■ **EXTRACTED INFORMATION**:
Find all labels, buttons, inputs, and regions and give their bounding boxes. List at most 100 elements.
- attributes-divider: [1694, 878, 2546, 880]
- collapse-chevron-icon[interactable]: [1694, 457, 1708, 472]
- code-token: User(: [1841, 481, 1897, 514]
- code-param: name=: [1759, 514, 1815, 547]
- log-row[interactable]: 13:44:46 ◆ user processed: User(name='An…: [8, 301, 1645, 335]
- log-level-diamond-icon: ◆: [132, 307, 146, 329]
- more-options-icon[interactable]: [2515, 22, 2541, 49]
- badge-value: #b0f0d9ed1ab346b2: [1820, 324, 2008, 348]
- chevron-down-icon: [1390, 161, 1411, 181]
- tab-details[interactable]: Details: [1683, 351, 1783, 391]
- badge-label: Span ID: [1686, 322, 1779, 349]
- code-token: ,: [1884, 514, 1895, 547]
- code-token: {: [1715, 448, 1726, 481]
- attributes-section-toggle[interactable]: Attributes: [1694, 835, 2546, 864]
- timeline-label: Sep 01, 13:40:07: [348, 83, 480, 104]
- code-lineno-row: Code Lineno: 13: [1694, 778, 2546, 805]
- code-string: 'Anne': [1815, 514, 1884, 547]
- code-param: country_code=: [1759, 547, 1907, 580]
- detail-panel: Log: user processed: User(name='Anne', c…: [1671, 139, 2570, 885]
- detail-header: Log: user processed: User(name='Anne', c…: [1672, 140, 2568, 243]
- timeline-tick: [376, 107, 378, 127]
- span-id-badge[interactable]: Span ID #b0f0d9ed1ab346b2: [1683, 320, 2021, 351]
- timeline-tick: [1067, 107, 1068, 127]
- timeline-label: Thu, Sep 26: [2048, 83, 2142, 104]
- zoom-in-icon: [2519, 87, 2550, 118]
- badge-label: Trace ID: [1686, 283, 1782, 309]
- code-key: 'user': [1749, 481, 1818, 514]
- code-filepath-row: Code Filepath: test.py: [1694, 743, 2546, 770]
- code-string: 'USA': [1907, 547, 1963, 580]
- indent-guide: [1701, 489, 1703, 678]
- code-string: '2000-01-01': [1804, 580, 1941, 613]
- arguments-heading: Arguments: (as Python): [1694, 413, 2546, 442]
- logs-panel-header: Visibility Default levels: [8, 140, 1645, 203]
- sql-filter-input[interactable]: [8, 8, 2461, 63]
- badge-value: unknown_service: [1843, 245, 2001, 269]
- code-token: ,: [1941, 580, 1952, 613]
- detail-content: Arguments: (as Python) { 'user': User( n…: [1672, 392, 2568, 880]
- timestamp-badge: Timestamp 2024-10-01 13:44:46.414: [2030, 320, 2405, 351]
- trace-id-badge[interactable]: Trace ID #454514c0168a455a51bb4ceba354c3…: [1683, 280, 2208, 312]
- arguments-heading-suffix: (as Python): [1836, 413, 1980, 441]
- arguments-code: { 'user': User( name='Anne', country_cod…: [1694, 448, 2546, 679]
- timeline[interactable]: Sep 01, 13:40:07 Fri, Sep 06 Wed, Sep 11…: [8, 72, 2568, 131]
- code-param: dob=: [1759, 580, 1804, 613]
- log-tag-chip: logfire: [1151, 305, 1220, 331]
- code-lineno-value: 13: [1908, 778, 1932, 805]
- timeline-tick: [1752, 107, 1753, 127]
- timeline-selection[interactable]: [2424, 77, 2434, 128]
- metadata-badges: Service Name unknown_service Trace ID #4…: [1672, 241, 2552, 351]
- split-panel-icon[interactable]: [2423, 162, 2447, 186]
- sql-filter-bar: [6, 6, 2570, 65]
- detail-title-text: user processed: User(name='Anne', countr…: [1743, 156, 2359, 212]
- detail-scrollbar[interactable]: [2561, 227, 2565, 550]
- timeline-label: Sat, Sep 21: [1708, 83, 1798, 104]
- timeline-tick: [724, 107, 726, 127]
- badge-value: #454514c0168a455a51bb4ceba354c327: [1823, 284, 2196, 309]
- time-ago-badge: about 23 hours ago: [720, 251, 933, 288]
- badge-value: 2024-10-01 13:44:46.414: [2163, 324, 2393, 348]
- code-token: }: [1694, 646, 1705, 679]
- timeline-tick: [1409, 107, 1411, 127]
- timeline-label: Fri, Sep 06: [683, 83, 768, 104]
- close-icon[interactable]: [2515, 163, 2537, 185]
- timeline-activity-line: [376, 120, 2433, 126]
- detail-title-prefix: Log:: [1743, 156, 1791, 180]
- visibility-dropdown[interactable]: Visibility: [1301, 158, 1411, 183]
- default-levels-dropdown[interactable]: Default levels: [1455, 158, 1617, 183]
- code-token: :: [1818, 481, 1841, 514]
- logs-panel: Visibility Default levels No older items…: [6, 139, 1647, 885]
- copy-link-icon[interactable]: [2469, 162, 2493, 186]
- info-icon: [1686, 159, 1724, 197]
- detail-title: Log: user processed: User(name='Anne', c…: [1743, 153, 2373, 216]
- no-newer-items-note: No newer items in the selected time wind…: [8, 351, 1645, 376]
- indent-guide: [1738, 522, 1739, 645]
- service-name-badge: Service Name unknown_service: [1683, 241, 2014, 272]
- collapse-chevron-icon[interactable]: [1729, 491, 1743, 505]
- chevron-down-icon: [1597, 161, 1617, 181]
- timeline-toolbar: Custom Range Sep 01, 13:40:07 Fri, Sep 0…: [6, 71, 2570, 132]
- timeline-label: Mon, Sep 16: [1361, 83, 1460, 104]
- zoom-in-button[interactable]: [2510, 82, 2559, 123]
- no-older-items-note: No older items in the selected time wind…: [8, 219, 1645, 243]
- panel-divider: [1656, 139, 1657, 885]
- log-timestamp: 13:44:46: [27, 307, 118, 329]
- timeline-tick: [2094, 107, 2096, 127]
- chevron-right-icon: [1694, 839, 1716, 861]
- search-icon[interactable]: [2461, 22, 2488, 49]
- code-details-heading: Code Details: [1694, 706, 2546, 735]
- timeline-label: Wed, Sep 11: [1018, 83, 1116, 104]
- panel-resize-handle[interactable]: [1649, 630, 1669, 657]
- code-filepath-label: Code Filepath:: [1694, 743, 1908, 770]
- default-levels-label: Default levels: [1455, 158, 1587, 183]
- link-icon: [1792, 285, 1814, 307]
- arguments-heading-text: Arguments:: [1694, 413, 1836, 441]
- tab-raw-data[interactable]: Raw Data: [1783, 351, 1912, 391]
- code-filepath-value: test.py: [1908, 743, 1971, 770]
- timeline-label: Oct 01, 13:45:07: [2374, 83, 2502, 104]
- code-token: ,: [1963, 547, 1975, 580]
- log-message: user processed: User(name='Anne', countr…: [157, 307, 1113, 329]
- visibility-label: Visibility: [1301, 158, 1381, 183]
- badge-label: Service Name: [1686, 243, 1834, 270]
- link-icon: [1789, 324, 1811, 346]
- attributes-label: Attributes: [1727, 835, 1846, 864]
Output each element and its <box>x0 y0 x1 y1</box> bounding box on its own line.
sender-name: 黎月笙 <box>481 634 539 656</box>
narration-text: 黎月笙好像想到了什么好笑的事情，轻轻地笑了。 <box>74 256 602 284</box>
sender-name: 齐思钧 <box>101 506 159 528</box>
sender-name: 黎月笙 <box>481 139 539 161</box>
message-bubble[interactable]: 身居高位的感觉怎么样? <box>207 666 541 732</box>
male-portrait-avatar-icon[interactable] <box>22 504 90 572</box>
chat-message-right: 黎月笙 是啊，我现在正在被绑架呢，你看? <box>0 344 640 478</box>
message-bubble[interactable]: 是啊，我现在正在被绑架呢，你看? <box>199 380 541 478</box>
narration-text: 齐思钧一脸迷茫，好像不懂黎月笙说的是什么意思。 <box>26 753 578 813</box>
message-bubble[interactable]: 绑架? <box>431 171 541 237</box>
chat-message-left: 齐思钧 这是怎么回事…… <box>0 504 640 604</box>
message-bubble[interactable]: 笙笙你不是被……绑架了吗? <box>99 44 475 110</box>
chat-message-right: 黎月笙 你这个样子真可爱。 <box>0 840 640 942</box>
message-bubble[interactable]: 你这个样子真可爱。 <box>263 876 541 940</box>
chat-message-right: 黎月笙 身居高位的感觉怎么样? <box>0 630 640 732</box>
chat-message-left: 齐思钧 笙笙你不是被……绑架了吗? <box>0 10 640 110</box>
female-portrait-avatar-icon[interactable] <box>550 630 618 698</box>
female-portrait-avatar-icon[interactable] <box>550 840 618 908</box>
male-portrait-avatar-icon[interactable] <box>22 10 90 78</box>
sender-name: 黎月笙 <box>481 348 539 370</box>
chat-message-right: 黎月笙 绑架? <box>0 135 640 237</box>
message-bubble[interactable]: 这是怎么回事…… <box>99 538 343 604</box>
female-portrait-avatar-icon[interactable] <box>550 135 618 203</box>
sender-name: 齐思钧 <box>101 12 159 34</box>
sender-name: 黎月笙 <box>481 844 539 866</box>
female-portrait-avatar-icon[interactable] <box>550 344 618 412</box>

■ **WHAT IS EXPECTED**:
Turn the entries, from their first line through the line that contains "- timeline-label: Thu, Sep", into a numbered list with one line per item, leaving out any blank lines.

■ **SOLUTION FOR THIS PROBLEM**:
1. Find all labels, buttons, inputs, and regions and give their bounding boxes. List at most 100 elements.
2. - attributes-divider: [1694, 878, 2546, 880]
3. - collapse-chevron-icon[interactable]: [1694, 457, 1708, 472]
4. - code-token: User(: [1841, 481, 1897, 514]
5. - code-param: name=: [1759, 514, 1815, 547]
6. - log-row[interactable]: 13:44:46 ◆ user processed: User(name='An…: [8, 301, 1645, 335]
7. - log-level-diamond-icon: ◆: [132, 307, 146, 329]
8. - more-options-icon[interactable]: [2515, 22, 2541, 49]
9. - badge-value: #b0f0d9ed1ab346b2: [1820, 324, 2008, 348]
10. - chevron-down-icon: [1390, 161, 1411, 181]
11. - tab-details[interactable]: Details: [1683, 351, 1783, 391]
12. - badge-label: Span ID: [1686, 322, 1779, 349]
13. - code-token: ,: [1884, 514, 1895, 547]
14. - code-token: {: [1715, 448, 1726, 481]
15. - attributes-section-toggle[interactable]: Attributes: [1694, 835, 2546, 864]
16. - timeline-label: Sep 01, 13:40:07: [348, 83, 480, 104]
17. - code-lineno-row: Code Lineno: 13: [1694, 778, 2546, 805]
18. - code-string: 'Anne': [1815, 514, 1884, 547]
19. - code-param: country_code=: [1759, 547, 1907, 580]
20. - detail-panel: Log: user processed: User(name='Anne', c…: [1671, 139, 2570, 885]
21. - detail-header: Log: user processed: User(name='Anne', c…: [1672, 140, 2568, 243]
22. - timeline-tick: [376, 107, 378, 127]
23. - span-id-badge[interactable]: Span ID #b0f0d9ed1ab346b2: [1683, 320, 2021, 351]
24. - timeline-tick: [1067, 107, 1068, 127]
25. - timeline-label: Thu, Sep 26: [2048, 83, 2142, 104]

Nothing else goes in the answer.